Problem to work on
Set every record down verbatim and omit the pictures.

Task input
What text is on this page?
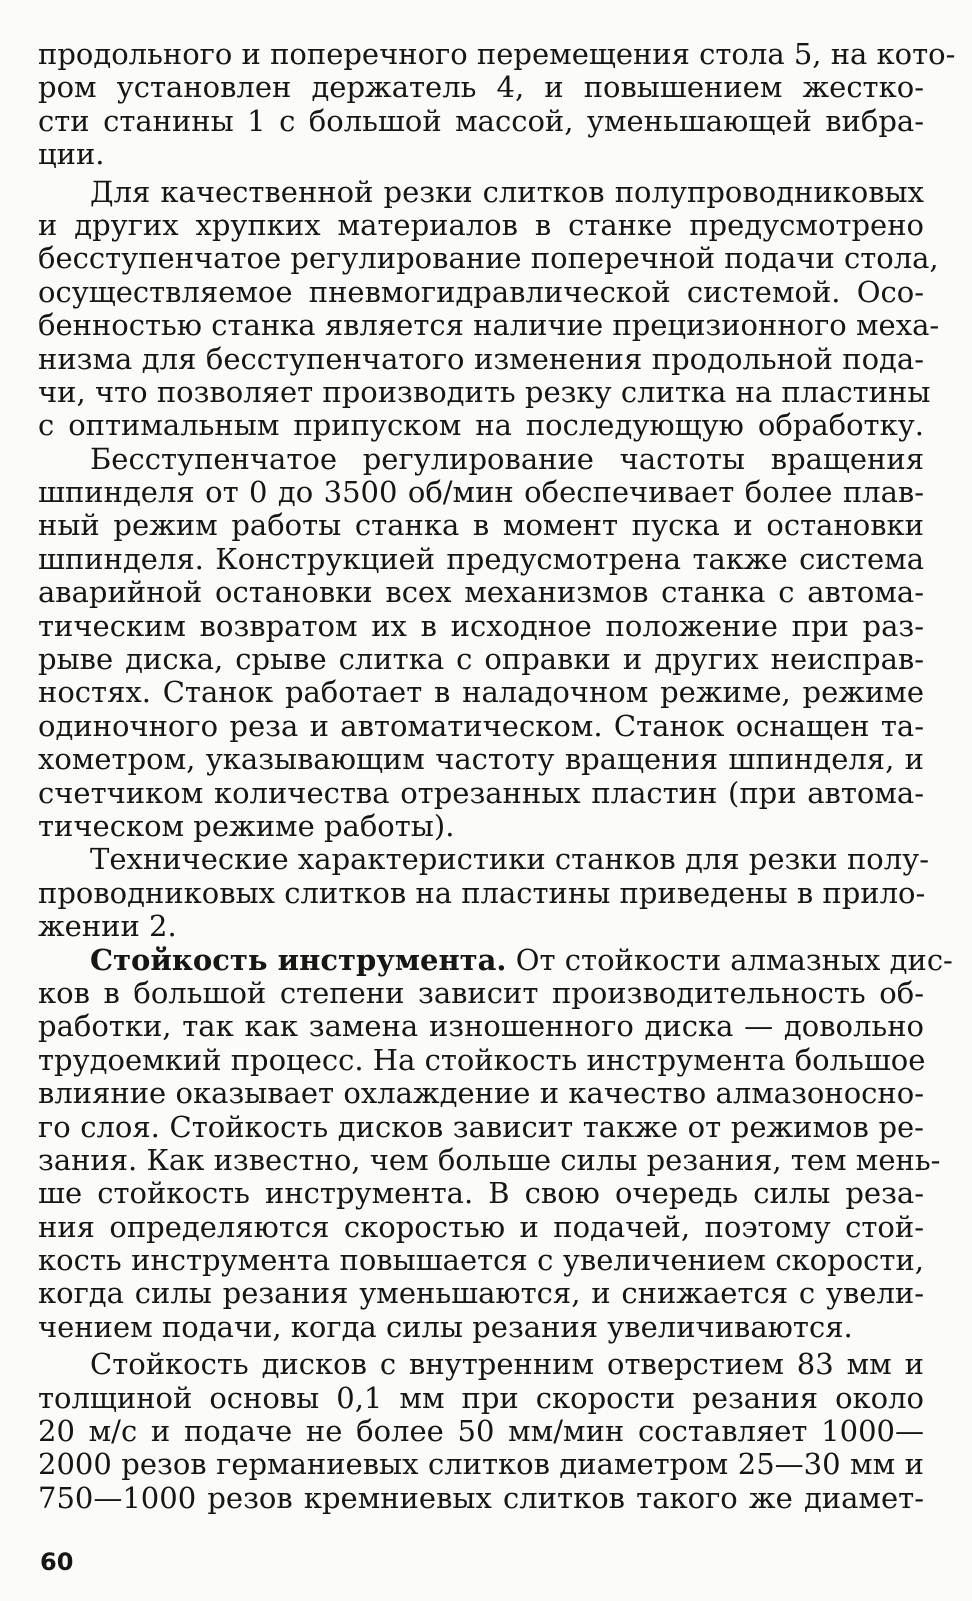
продольного и поперечного перемещения стола 5, на кото-
ром установлен держатель 4, и повышением жестко-
сти станины 1 с большой массой, уменьшающей вибра-
ции.
Для качественной резки слитков полупроводниковых
и других хрупких материалов в станке предусмотрено
бесступенчатое регулирование поперечной подачи стола,
осуществляемое пневмогидравлической системой. Осо-
бенностью станка является наличие прецизионного меха-
низма для бесступенчатого изменения продольной пода-
чи, что позволяет производить резку слитка на пластины
с оптимальным припуском на последующую обработку.
Бесступенчатое регулирование частоты вращения
шпинделя от 0 до 3500 об/мин обеспечивает более плав-
ный режим работы станка в момент пуска и остановки
шпинделя. Конструкцией предусмотрена также система
аварийной остановки всех механизмов станка с автома-
тическим возвратом их в исходное положение при раз-
рыве диска, срыве слитка с оправки и других неисправ-
ностях. Станок работает в наладочном режиме, режиме
одиночного реза и автоматическом. Станок оснащен та-
хометром, указывающим частоту вращения шпинделя, и
счетчиком количества отрезанных пластин (при автома-
тическом режиме работы).
Технические характеристики станков для резки полу-
проводниковых слитков на пластины приведены в прило-
жении 2.
Стойкость инструмента. От стойкости алмазных дис-
ков в большой степени зависит производительность об-
работки, так как замена изношенного диска — довольно
трудоемкий процесс. На стойкость инструмента большое
влияние оказывает охлаждение и качество алмазоносно-
го слоя. Стойкость дисков зависит также от режимов ре-
зания. Как известно, чем больше силы резания, тем мень-
ше стойкость инструмента. В свою очередь силы реза-
ния определяются скоростью и подачей, поэтому стой-
кость инструмента повышается с увеличением скорости,
когда силы резания уменьшаются, и снижается с увели-
чением подачи, когда силы резания увеличиваются.
Стойкость дисков с внутренним отверстием 83 мм и
толщиной основы 0,1 мм при скорости резания около
20 м/с и подаче не более 50 мм/мин составляет 1000—
2000 резов германиевых слитков диаметром 25—30 мм и
750—1000 резов кремниевых слитков такого же диамет-
60
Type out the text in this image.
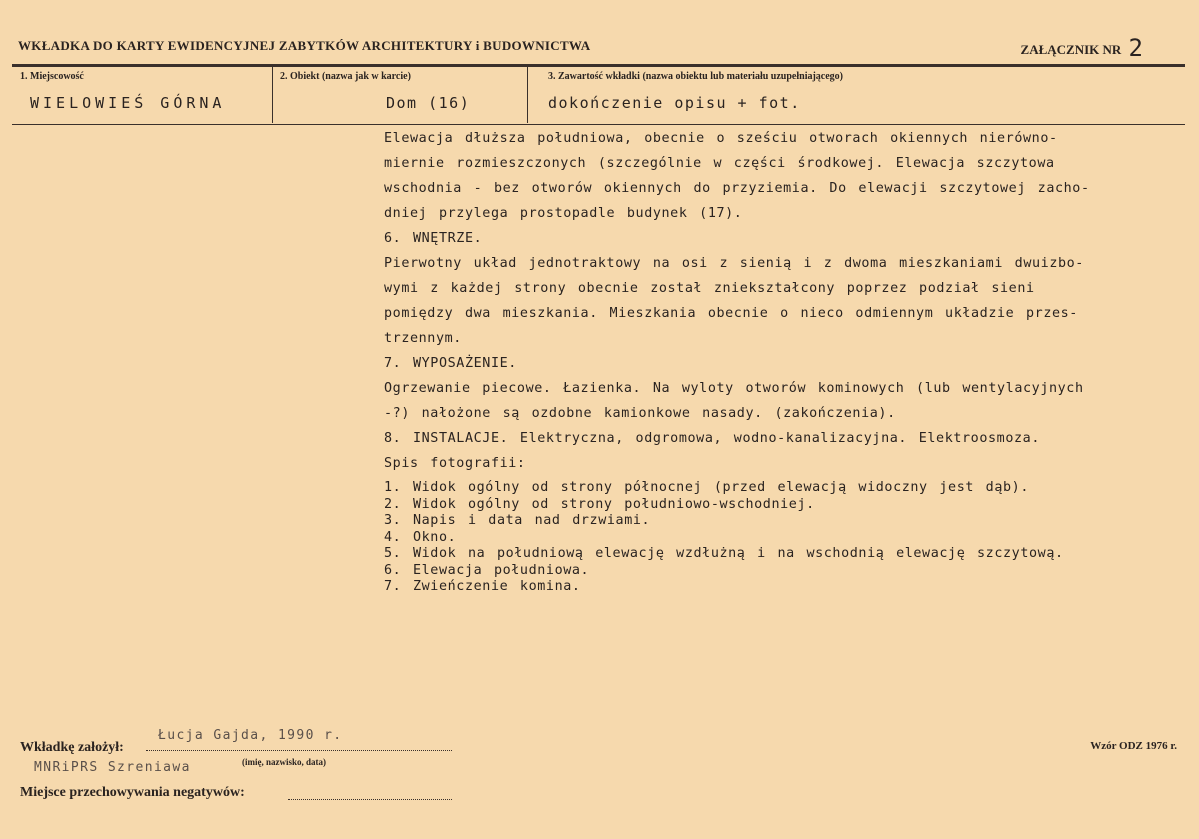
WKŁADKA DO KARTY EWIDENCYJNEJ ZABYTKÓW ARCHITEKTURY i BUDOWNICTWA	ZAŁĄCZNIK NR 2
1. Miejscowość
WIELOWIEŚ GÓRNA
2. Obiekt (nazwa jak w karcie)
Dom (16)
3. Zawartość wkładki (nazwa obiektu lub materiału uzupełniającego)
dokończenie opisu + fot.

Elewacja dłuższa południowa, obecnie o sześciu otworach okiennych nierówno-

miernie rozmieszczonych (szczególnie w części środkowej. Elewacja szczytowa

wschodnia - bez otworów okiennych do przyziemia. Do elewacji szczytowej zacho-

dniej przylega prostopadle budynek (17).

6. WNĘTRZE.

Pierwotny układ jednotraktowy na osi z sienią i z dwoma mieszkaniami dwuizbo-

wymi z każdej strony obecnie został zniekształcony poprzez podział sieni

pomiędzy dwa mieszkania. Mieszkania obecnie o nieco odmiennym układzie przes-

trzennym.

7. WYPOSAŻENIE.

Ogrzewanie piecowe. Łazienka. Na wyloty otworów kominowych (lub wentylacyjnych

-?) nałożone są ozdobne kamionkowe nasady. (zakończenia).

8. INSTALACJE. Elektryczna, odgromowa, wodno-kanalizacyjna. Elektroosmoza.

Spis fotografii:

1. Widok ogólny od strony północnej (przed elewacją widoczny jest dąb).
2. Widok ogólny od strony południowo-wschodniej.
3. Napis i data nad drzwiami.
4. Okno.
5. Widok na południową elewację wzdłużną i na wschodnią elewację szczytową.
6. Elewacja południowa.
7. Zwieńczenie komina.
Wkładkę założył:
Łucja Gajda, 1990 r.
(imię, nazwisko, data)
MNRiPRS Szreniawa
Miejsce przechowywania negatywów:
Wzór ODZ 1976 r.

Finished answer
What text is on this page?
продольного и поперечного перемещения стола 5, на кото-
ром установлен держатель 4, и повышением жестко-
сти станины 1 с большой массой, уменьшающей вибра-
ции.
Для качественной резки слитков полупроводниковых
и других хрупких материалов в станке предусмотрено
бесступенчатое регулирование поперечной подачи стола,
осуществляемое пневмогидравлической системой. Осо-
бенностью станка является наличие прецизионного меха-
низма для бесступенчатого изменения продольной пода-
чи, что позволяет производить резку слитка на пластины
с оптимальным припуском на последующую обработку.
Бесступенчатое регулирование частоты вращения
шпинделя от 0 до 3500 об/мин обеспечивает более плав-
ный режим работы станка в момент пуска и остановки
шпинделя. Конструкцией предусмотрена также система
аварийной остановки всех механизмов станка с автома-
тическим возвратом их в исходное положение при раз-
рыве диска, срыве слитка с оправки и других неисправ-
ностях. Станок работает в наладочном режиме, режиме
одиночного реза и автоматическом. Станок оснащен та-
хометром, указывающим частоту вращения шпинделя, и
счетчиком количества отрезанных пластин (при автома-
тическом режиме работы).
Технические характеристики станков для резки полу-
проводниковых слитков на пластины приведены в прило-
жении 2.
Стойкость инструмента. От стойкости алмазных дис-
ков в большой степени зависит производительность об-
работки, так как замена изношенного диска — довольно
трудоемкий процесс. На стойкость инструмента большое
влияние оказывает охлаждение и качество алмазоносно-
го слоя. Стойкость дисков зависит также от режимов ре-
зания. Как известно, чем больше силы резания, тем мень-
ше стойкость инструмента. В свою очередь силы реза-
ния определяются скоростью и подачей, поэтому стой-
кость инструмента повышается с увеличением скорости,
когда силы резания уменьшаются, и снижается с увели-
чением подачи, когда силы резания увеличиваются.
Стойкость дисков с внутренним отверстием 83 мм и
толщиной основы 0,1 мм при скорости резания около
20 м/с и подаче не более 50 мм/мин составляет 1000—
2000 резов германиевых слитков диаметром 25—30 мм и
750—1000 резов кремниевых слитков такого же диамет-
60
Type out the text in this image.
WKŁADKA DO KARTY EWIDENCYJNEJ ZABYTKÓW ARCHITEKTURY i BUDOWNICTWA	ZAŁĄCZNIK NR 2
1. Miejscowość
WIELOWIEŚ GÓRNA
2. Obiekt (nazwa jak w karcie)
Dom (16)
3. Zawartość wkładki (nazwa obiektu lub materiału uzupełniającego)
dokończenie opisu + fot.

Elewacja dłuższa południowa, obecnie o sześciu otworach okiennych nierówno-

miernie rozmieszczonych (szczególnie w części środkowej. Elewacja szczytowa

wschodnia - bez otworów okiennych do przyziemia. Do elewacji szczytowej zacho-

dniej przylega prostopadle budynek (17).

6. WNĘTRZE.

Pierwotny układ jednotraktowy na osi z sienią i z dwoma mieszkaniami dwuizbo-

wymi z każdej strony obecnie został zniekształcony poprzez podział sieni

pomiędzy dwa mieszkania. Mieszkania obecnie o nieco odmiennym układzie przes-

trzennym.

7. WYPOSAŻENIE.

Ogrzewanie piecowe. Łazienka. Na wyloty otworów kominowych (lub wentylacyjnych

-?) nałożone są ozdobne kamionkowe nasady. (zakończenia).

8. INSTALACJE. Elektryczna, odgromowa, wodno-kanalizacyjna. Elektroosmoza.

Spis fotografii:

1. Widok ogólny od strony północnej (przed elewacją widoczny jest dąb).
2. Widok ogólny od strony południowo-wschodniej.
3. Napis i data nad drzwiami.
4. Okno.
5. Widok na południową elewację wzdłużną i na wschodnią elewację szczytową.
6. Elewacja południowa.
7. Zwieńczenie komina.
Wkładkę założył:
Łucja Gajda, 1990 r.
(imię, nazwisko, data)
MNRiPRS Szreniawa
Miejsce przechowywania negatywów:
Wzór ODZ 1976 r.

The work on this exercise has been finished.